──────── Input records ────────

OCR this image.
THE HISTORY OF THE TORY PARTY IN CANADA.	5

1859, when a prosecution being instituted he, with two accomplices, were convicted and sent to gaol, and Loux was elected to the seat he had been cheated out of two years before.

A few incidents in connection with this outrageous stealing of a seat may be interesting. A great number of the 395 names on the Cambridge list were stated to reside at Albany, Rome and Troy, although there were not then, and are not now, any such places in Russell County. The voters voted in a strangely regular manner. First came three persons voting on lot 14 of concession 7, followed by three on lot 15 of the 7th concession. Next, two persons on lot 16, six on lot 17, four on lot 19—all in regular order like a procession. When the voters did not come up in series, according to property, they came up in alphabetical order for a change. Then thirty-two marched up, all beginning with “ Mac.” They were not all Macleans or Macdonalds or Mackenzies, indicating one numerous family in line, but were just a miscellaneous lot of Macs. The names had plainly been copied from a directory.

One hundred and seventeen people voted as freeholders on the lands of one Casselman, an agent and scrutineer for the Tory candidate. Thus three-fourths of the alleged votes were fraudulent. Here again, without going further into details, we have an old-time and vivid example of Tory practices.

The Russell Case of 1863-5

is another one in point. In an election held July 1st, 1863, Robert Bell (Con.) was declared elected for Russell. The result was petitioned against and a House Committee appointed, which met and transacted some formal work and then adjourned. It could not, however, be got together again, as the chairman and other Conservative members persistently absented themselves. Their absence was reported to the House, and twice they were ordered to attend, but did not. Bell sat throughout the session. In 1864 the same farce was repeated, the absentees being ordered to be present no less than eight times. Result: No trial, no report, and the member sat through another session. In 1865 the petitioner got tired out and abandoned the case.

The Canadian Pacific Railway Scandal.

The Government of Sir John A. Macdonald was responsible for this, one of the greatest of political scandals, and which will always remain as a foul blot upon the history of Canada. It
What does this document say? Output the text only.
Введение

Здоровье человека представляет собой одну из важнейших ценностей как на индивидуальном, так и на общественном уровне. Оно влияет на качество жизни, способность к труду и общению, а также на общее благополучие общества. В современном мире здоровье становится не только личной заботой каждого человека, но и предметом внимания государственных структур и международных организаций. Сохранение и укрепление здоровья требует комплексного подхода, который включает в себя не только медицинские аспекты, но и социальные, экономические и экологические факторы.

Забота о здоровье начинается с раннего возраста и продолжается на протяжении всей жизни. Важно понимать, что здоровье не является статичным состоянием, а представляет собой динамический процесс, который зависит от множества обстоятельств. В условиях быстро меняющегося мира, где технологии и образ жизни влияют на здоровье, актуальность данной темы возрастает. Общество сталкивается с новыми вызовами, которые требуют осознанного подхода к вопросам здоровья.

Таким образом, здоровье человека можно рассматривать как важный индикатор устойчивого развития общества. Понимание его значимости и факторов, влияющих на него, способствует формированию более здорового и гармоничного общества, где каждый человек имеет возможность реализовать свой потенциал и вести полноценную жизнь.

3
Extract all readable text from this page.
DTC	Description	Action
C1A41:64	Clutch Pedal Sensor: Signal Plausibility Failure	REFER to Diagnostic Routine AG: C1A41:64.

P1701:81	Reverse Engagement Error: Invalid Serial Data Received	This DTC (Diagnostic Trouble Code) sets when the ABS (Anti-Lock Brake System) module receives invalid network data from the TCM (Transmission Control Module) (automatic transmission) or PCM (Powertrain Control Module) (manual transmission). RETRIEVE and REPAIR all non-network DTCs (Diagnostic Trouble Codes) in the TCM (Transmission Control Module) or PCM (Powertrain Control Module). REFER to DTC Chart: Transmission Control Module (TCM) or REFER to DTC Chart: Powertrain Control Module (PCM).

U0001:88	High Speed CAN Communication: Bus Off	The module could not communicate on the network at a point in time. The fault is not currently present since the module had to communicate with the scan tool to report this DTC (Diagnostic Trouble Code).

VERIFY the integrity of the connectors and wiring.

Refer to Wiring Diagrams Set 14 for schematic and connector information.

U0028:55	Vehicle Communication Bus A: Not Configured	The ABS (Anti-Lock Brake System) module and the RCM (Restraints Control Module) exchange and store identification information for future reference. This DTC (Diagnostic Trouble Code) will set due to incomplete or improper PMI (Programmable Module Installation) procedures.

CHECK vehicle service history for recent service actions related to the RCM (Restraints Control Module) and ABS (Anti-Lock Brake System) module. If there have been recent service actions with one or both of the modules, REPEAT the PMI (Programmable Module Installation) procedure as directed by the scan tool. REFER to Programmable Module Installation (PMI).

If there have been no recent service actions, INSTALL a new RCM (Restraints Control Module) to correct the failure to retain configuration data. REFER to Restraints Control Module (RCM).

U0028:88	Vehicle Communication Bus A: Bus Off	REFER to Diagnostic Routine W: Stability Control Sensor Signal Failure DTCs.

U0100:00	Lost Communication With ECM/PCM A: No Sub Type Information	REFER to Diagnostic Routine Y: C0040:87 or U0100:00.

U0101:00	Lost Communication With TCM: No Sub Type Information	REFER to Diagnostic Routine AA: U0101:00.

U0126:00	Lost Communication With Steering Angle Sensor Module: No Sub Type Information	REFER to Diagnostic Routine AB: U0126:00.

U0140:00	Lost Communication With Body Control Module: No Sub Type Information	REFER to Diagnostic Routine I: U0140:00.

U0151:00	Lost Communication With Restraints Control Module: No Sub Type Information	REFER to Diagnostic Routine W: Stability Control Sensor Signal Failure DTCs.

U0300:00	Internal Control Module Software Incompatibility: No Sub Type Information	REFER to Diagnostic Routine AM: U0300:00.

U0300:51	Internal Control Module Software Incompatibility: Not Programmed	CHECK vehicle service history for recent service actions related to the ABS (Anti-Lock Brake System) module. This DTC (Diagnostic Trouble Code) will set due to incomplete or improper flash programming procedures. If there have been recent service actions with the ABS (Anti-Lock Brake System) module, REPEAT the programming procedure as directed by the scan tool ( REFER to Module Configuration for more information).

────────

**Aim**
Repeat the data exactly. Leave nothing out.

**Task response**
OCR this image.
THE HISTORY OF THE TORY PARTY IN CANADA.	5

1859, when a prosecution being instituted he, with two accomplices, were convicted and sent to gaol, and Loux was elected to the seat he had been cheated out of two years before.

A few incidents in connection with this outrageous stealing of a seat may be interesting. A great number of the 395 names on the Cambridge list were stated to reside at Albany, Rome and Troy, although there were not then, and are not now, any such places in Russell County. The voters voted in a strangely regular manner. First came three persons voting on lot 14 of concession 7, followed by three on lot 15 of the 7th concession. Next, two persons on lot 16, six on lot 17, four on lot 19—all in regular order like a procession. When the voters did not come up in series, according to property, they came up in alphabetical order for a change. Then thirty-two marched up, all beginning with “ Mac.” They were not all Macleans or Macdonalds or Mackenzies, indicating one numerous family in line, but were just a miscellaneous lot of Macs. The names had plainly been copied from a directory.

One hundred and seventeen people voted as freeholders on the lands of one Casselman, an agent and scrutineer for the Tory candidate. Thus three-fourths of the alleged votes were fraudulent. Here again, without going further into details, we have an old-time and vivid example of Tory practices.

The Russell Case of 1863-5

is another one in point. In an election held July 1st, 1863, Robert Bell (Con.) was declared elected for Russell. The result was petitioned against and a House Committee appointed, which met and transacted some formal work and then adjourned. It could not, however, be got together again, as the chairman and other Conservative members persistently absented themselves. Their absence was reported to the House, and twice they were ordered to attend, but did not. Bell sat throughout the session. In 1864 the same farce was repeated, the absentees being ordered to be present no less than eight times. Result: No trial, no report, and the member sat through another session. In 1865 the petitioner got tired out and abandoned the case.

The Canadian Pacific Railway Scandal.

The Government of Sir John A. Macdonald was responsible for this, one of the greatest of political scandals, and which will always remain as a foul blot upon the history of Canada. It
What does this document say? Output the text only.
Введение

Здоровье человека представляет собой одну из важнейших ценностей как на индивидуальном, так и на общественном уровне. Оно влияет на качество жизни, способность к труду и общению, а также на общее благополучие общества. В современном мире здоровье становится не только личной заботой каждого человека, но и предметом внимания государственных структур и международных организаций. Сохранение и укрепление здоровья требует комплексного подхода, который включает в себя не только медицинские аспекты, но и социальные, экономические и экологические факторы.

Забота о здоровье начинается с раннего возраста и продолжается на протяжении всей жизни. Важно понимать, что здоровье не является статичным состоянием, а представляет собой динамический процесс, который зависит от множества обстоятельств. В условиях быстро меняющегося мира, где технологии и образ жизни влияют на здоровье, актуальность данной темы возрастает. Общество сталкивается с новыми вызовами, которые требуют осознанного подхода к вопросам здоровья.

Таким образом, здоровье человека можно рассматривать как важный индикатор устойчивого развития общества. Понимание его значимости и факторов, влияющих на него, способствует формированию более здорового и гармоничного общества, где каждый человек имеет возможность реализовать свой потенциал и вести полноценную жизнь.

3
Extract all readable text from this page.
DTC	Description	Action
C1A41:64	Clutch Pedal Sensor: Signal Plausibility Failure	REFER to Diagnostic Routine AG: C1A41:64.

P1701:81	Reverse Engagement Error: Invalid Serial Data Received	This DTC (Diagnostic Trouble Code) sets when the ABS (Anti-Lock Brake System) module receives invalid network data from the TCM (Transmission Control Module) (automatic transmission) or PCM (Powertrain Control Module) (manual transmission). RETRIEVE and REPAIR all non-network DTCs (Diagnostic Trouble Codes) in the TCM (Transmission Control Module) or PCM (Powertrain Control Module). REFER to DTC Chart: Transmission Control Module (TCM) or REFER to DTC Chart: Powertrain Control Module (PCM).

U0001:88	High Speed CAN Communication: Bus Off	The module could not communicate on the network at a point in time. The fault is not currently present since the module had to communicate with the scan tool to report this DTC (Diagnostic Trouble Code).

VERIFY the integrity of the connectors and wiring.

Refer to Wiring Diagrams Set 14 for schematic and connector information.

U0028:55	Vehicle Communication Bus A: Not Configured	The ABS (Anti-Lock Brake System) module and the RCM (Restraints Control Module) exchange and store identification information for future reference. This DTC (Diagnostic Trouble Code) will set due to incomplete or improper PMI (Programmable Module Installation) procedures.

CHECK vehicle service history for recent service actions related to the RCM (Restraints Control Module) and ABS (Anti-Lock Brake System) module. If there have been recent service actions with one or both of the modules, REPEAT the PMI (Programmable Module Installation) procedure as directed by the scan tool. REFER to Programmable Module Installation (PMI).

If there have been no recent service actions, INSTALL a new RCM (Restraints Control Module) to correct the failure to retain configuration data. REFER to Restraints Control Module (RCM).

U0028:88	Vehicle Communication Bus A: Bus Off	REFER to Diagnostic Routine W: Stability Control Sensor Signal Failure DTCs.

U0100:00	Lost Communication With ECM/PCM A: No Sub Type Information	REFER to Diagnostic Routine Y: C0040:87 or U0100:00.

U0101:00	Lost Communication With TCM: No Sub Type Information	REFER to Diagnostic Routine AA: U0101:00.

U0126:00	Lost Communication With Steering Angle Sensor Module: No Sub Type Information	REFER to Diagnostic Routine AB: U0126:00.

U0140:00	Lost Communication With Body Control Module: No Sub Type Information	REFER to Diagnostic Routine I: U0140:00.

U0151:00	Lost Communication With Restraints Control Module: No Sub Type Information	REFER to Diagnostic Routine W: Stability Control Sensor Signal Failure DTCs.

U0300:00	Internal Control Module Software Incompatibility: No Sub Type Information	REFER to Diagnostic Routine AM: U0300:00.

U0300:51	Internal Control Module Software Incompatibility: Not Programmed	CHECK vehicle service history for recent service actions related to the ABS (Anti-Lock Brake System) module. This DTC (Diagnostic Trouble Code) will set due to incomplete or improper flash programming procedures. If there have been recent service actions with the ABS (Anti-Lock Brake System) module, REPEAT the programming procedure as directed by the scan tool ( REFER to Module Configuration for more information).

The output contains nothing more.